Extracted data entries

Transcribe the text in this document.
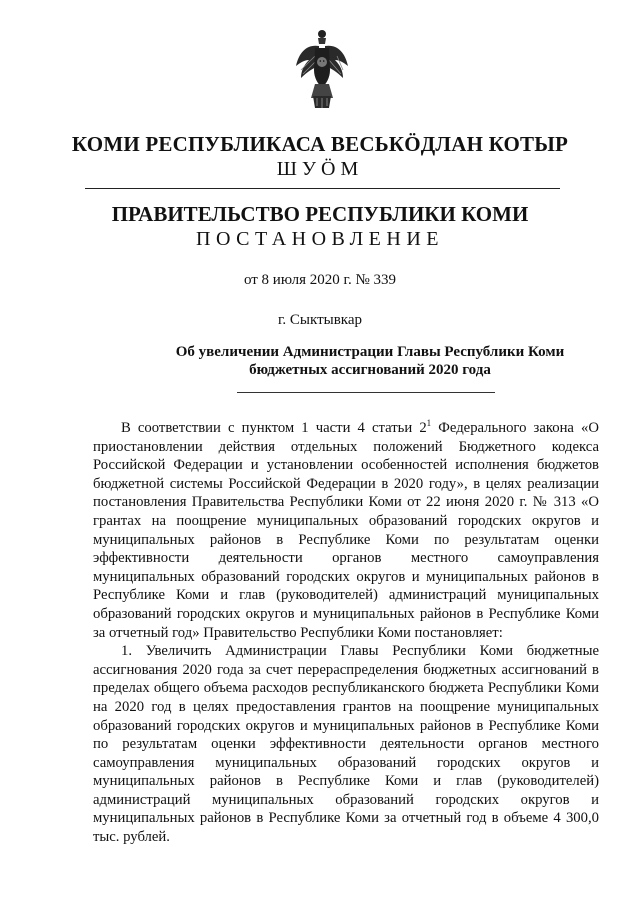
КОМИ РЕСПУБЛИКАСА ВЕСЬКӦДЛАН КОТЫР
ШУӦМ
ПРАВИТЕЛЬСТВО РЕСПУБЛИКИ КОМИ
ПОСТАНОВЛЕНИЕ
от 8 июля 2020 г. № 339
г. Сыктывкар
Об увеличении Администрации Главы Республики Коми
бюджетных ассигнований 2020 года

В соответствии с пунктом 1 части 4 статьи $2^1$ Федерального закона «О приостановлении действия отдельных положений Бюджетного кодекса Российской Федерации и установлении особенностей исполнения бюджетов бюджетной системы Российской Федерации в 2020 году», в целях реализации постановления Правительства Республики Коми от 22 июня 2020 г. № 313 «О грантах на поощрение муниципальных образований городских округов и муниципальных районов в Республике Коми по результатам оценки эффективности деятельности органов местного самоуправления муниципальных образований городских округов и муниципальных районов в Республике Коми и глав (руководителей) администраций муниципальных образований городских округов и муниципальных районов в Республике Коми за отчетный год» Правительство Республики Коми постановляет:

1. Увеличить Администрации Главы Республики Коми бюджетные ассигнования 2020 года за счет перераспределения бюджетных ассигнований в пределах общего объема расходов республиканского бюджета Республики Коми на 2020 год в целях предоставления грантов на поощрение муниципальных образований городских округов и муниципальных районов в Республике Коми по результатам оценки эффективности деятельности органов местного самоуправления муниципальных образований городских округов и муниципальных районов в Республике Коми и глав (руководителей) администраций муниципальных образований городских округов и муниципальных районов в Республике Коми за отчетный год в объеме 4 300,0 тыс. рублей.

Exercise requirements
Write out the entries again, exactly as given, skipping any images.

Correct result
Transcribe the text in this document.
КОМИ РЕСПУБЛИКАСА ВЕСЬКӦДЛАН КОТЫР
ШУӦМ
ПРАВИТЕЛЬСТВО РЕСПУБЛИКИ КОМИ
ПОСТАНОВЛЕНИЕ
от 8 июля 2020 г. № 339
г. Сыктывкар
Об увеличении Администрации Главы Республики Коми
бюджетных ассигнований 2020 года

В соответствии с пунктом 1 части 4 статьи $2^1$ Федерального закона «О приостановлении действия отдельных положений Бюджетного кодекса Российской Федерации и установлении особенностей исполнения бюджетов бюджетной системы Российской Федерации в 2020 году», в целях реализации постановления Правительства Республики Коми от 22 июня 2020 г. № 313 «О грантах на поощрение муниципальных образований городских округов и муниципальных районов в Республике Коми по результатам оценки эффективности деятельности органов местного самоуправления муниципальных образований городских округов и муниципальных районов в Республике Коми и глав (руководителей) администраций муниципальных образований городских округов и муниципальных районов в Республике Коми за отчетный год» Правительство Республики Коми постановляет:

1. Увеличить Администрации Главы Республики Коми бюджетные ассигнования 2020 года за счет перераспределения бюджетных ассигнований в пределах общего объема расходов республиканского бюджета Республики Коми на 2020 год в целях предоставления грантов на поощрение муниципальных образований городских округов и муниципальных районов в Республике Коми по результатам оценки эффективности деятельности органов местного самоуправления муниципальных образований городских округов и муниципальных районов в Республике Коми и глав (руководителей) администраций муниципальных образований городских округов и муниципальных районов в Республике Коми за отчетный год в объеме 4 300,0 тыс. рублей.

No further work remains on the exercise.